• **TASK TO CARRY OUT**:
Gather, from the listing beneath this task, every line holding the string "مجاهد".

[Dataset items]

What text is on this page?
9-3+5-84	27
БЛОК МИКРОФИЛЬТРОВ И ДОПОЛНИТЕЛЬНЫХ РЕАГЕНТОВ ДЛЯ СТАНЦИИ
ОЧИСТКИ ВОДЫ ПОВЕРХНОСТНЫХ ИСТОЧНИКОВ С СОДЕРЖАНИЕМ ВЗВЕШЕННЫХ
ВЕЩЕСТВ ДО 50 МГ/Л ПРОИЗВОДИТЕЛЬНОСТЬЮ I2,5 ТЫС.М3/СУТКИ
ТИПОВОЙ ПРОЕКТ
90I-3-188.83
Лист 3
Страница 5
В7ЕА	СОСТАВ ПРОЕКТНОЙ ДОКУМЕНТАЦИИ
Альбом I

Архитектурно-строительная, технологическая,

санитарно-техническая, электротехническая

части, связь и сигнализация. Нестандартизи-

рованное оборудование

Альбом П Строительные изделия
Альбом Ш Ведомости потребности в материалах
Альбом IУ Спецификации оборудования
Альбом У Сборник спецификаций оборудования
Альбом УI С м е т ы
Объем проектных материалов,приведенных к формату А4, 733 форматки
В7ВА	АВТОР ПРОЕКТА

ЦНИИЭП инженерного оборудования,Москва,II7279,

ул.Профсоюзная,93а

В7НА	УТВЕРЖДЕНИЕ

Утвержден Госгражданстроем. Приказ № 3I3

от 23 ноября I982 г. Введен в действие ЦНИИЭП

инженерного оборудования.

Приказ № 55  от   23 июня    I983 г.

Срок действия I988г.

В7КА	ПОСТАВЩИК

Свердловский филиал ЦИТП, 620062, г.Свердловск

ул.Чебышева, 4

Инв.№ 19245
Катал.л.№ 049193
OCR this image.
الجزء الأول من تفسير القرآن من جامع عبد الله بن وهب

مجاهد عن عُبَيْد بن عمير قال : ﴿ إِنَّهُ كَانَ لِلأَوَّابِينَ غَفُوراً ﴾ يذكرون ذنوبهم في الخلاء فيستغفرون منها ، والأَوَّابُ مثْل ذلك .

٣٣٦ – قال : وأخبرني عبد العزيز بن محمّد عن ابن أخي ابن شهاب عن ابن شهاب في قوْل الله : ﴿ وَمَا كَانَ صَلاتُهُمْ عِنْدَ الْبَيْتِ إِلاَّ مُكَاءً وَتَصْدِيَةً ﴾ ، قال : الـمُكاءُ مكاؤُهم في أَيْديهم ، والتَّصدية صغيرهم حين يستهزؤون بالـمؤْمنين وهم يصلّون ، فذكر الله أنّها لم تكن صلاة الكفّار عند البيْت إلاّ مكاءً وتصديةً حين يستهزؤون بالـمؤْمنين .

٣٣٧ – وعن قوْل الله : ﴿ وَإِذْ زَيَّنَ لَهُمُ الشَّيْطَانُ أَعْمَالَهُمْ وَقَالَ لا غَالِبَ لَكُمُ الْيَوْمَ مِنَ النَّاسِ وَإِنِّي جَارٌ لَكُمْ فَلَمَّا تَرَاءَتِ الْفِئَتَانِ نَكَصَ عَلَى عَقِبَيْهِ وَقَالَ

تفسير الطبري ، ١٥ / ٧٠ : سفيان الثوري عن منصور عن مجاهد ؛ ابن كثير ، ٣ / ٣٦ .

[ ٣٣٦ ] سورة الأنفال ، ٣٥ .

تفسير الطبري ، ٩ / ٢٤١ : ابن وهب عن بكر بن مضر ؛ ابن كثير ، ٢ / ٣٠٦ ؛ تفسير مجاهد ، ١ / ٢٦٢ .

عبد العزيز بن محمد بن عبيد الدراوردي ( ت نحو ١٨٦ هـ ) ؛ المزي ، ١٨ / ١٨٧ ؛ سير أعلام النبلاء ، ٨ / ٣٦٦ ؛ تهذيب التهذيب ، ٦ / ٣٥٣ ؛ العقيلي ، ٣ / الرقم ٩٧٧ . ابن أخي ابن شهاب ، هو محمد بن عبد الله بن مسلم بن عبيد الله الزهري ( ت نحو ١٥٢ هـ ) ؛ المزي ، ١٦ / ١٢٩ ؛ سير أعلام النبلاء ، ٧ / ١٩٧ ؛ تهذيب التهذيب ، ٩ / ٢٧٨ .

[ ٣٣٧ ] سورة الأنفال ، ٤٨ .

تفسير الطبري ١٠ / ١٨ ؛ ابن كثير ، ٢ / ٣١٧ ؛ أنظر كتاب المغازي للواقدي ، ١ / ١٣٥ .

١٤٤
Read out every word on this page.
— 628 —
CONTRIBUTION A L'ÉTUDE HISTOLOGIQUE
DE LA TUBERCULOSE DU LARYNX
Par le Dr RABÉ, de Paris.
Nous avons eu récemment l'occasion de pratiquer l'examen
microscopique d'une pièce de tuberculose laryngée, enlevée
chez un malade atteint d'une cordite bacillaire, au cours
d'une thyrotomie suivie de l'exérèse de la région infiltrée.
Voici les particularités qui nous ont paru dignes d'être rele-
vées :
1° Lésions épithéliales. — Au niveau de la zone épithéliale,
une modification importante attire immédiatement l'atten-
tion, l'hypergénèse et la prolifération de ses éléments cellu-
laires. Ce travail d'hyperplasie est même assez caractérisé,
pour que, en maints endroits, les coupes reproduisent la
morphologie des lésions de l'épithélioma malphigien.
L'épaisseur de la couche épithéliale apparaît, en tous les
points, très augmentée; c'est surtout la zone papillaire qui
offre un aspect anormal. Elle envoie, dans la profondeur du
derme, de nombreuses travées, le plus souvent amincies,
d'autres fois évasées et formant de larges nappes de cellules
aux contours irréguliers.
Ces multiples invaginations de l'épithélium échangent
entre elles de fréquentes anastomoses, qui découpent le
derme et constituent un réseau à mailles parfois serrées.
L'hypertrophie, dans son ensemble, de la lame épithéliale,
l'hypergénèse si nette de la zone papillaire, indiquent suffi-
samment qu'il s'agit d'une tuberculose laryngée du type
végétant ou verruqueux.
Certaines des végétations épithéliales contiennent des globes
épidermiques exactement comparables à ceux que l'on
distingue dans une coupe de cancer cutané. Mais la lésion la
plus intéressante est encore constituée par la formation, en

• **SOLVED PROBLEM**:
مجاهد عن عُبَيْد بن عمير قال : ﴿ إِنَّهُ كَانَ لِلأَوَّابِينَ غَفُوراً ﴾ يذكرون ذنوبهم في الخلاء فيستغفرون منها ، والأَوَّابُ مثْل ذلك .
تفسير الطبري ، ١٥ / ٧٠ : سفيان الثوري عن منصور عن مجاهد ؛ ابن كثير ، ٣ / ٣٦ .
تفسير الطبري ، ٩ / ٢٤١ : ابن وهب عن بكر بن مضر ؛ ابن كثير ، ٢ / ٣٠٦ ؛ تفسير مجاهد ، ١ / ٢٦٢ .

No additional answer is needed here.